Records from a data source:
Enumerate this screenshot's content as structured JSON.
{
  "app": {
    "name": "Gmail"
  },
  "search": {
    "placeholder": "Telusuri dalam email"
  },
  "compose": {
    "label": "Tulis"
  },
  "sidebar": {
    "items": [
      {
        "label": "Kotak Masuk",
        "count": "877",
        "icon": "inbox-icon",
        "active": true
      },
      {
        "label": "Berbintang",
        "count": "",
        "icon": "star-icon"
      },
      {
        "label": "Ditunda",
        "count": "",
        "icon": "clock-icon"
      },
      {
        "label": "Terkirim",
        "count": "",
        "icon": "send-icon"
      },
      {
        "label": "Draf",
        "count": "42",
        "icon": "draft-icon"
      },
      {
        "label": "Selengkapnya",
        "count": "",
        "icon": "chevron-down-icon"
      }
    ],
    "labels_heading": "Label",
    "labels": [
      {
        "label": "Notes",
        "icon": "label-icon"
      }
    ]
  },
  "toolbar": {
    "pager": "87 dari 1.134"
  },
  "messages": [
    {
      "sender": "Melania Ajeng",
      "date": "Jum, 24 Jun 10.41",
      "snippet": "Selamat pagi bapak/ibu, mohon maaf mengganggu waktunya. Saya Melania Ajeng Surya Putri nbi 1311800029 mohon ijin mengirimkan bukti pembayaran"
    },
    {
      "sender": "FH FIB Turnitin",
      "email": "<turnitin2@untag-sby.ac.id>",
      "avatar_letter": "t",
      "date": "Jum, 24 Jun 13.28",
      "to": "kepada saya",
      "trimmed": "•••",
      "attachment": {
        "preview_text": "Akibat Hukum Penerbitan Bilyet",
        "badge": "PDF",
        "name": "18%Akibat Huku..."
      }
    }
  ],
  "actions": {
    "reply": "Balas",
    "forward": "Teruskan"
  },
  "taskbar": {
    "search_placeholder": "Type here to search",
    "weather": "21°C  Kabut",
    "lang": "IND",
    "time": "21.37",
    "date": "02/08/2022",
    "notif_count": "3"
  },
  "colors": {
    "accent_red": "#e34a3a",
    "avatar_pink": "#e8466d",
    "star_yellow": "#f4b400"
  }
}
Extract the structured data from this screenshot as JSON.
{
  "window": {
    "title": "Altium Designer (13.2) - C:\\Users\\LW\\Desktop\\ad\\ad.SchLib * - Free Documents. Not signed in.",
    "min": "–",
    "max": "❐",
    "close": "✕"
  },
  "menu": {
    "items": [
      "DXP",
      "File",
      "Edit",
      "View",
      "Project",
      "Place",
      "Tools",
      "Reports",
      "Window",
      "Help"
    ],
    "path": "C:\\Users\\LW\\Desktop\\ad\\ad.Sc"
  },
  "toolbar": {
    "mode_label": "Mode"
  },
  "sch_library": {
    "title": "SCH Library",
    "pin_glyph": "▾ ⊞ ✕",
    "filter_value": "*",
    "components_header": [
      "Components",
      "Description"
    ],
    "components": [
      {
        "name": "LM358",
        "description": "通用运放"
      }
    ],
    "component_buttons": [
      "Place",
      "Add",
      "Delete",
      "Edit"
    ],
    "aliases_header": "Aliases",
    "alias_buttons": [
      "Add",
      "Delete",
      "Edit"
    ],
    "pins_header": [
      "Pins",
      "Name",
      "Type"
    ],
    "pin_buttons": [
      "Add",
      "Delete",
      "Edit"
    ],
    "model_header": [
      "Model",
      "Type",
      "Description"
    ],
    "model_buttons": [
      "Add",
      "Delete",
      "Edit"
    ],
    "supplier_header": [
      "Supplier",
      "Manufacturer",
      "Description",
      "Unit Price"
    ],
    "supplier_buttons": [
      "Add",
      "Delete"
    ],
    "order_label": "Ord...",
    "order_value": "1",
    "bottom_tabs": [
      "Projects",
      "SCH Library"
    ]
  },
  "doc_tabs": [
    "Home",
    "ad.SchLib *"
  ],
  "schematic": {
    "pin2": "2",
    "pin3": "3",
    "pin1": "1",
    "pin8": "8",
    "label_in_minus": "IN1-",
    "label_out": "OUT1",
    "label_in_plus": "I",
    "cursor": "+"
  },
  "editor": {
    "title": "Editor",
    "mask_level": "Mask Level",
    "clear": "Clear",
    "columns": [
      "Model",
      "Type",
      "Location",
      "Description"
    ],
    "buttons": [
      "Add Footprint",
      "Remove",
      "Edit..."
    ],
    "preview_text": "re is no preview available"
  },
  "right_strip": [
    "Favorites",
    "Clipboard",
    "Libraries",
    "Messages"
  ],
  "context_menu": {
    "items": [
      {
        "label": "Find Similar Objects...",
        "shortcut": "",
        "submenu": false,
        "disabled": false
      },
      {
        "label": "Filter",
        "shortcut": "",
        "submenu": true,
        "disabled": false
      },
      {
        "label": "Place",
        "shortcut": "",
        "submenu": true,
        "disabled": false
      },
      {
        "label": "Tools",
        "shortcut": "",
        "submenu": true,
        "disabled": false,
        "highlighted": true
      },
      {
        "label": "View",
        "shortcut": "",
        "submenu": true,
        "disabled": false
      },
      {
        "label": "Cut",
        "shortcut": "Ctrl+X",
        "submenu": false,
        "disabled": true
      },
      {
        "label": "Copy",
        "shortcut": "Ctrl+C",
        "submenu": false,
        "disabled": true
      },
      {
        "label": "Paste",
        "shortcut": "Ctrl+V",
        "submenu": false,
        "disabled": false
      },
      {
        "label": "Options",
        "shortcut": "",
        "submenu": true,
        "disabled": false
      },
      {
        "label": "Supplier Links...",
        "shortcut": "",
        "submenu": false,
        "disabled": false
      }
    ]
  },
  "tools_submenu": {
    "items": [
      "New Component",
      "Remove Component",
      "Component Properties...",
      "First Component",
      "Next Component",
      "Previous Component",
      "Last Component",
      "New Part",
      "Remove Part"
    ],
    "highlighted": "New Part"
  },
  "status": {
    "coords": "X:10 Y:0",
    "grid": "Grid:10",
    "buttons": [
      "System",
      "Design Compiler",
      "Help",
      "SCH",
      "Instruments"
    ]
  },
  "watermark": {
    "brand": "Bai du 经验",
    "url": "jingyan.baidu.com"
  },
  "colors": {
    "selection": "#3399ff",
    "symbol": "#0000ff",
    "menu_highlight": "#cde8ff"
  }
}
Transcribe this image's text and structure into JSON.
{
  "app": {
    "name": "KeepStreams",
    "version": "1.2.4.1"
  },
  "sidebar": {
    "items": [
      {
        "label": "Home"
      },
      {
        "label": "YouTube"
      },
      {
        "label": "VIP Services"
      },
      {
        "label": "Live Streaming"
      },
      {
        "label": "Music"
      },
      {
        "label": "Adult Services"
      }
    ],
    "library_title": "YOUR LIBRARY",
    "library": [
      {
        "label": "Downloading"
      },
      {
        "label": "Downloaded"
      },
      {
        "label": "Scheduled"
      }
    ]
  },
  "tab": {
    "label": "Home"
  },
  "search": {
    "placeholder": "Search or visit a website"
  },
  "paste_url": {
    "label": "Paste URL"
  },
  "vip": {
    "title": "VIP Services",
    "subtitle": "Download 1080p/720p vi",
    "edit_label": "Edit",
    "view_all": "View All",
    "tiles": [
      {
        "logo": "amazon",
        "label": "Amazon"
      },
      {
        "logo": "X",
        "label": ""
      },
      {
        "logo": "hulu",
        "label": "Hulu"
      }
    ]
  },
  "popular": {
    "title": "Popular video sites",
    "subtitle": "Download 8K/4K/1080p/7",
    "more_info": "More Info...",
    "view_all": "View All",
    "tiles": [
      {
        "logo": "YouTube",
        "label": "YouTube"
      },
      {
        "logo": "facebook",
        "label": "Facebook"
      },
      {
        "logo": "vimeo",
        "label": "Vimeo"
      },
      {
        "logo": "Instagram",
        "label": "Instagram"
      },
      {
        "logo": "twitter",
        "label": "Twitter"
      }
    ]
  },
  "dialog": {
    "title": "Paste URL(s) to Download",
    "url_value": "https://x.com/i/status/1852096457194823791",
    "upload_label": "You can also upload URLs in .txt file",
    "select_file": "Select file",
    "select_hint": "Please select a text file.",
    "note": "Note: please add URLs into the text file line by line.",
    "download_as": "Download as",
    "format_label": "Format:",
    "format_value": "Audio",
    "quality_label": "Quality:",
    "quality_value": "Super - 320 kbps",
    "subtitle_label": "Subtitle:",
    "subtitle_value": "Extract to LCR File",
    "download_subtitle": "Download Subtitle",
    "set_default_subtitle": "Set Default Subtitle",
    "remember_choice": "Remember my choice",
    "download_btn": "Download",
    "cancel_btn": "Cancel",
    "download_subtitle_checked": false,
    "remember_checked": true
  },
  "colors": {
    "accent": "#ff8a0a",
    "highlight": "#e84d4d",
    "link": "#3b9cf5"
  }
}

Your task:
Search the entries for "status" and copy out each line that has it.

Task result:
  "status": {
    "url_value": "https://x.com/i/status/1852096457194823791",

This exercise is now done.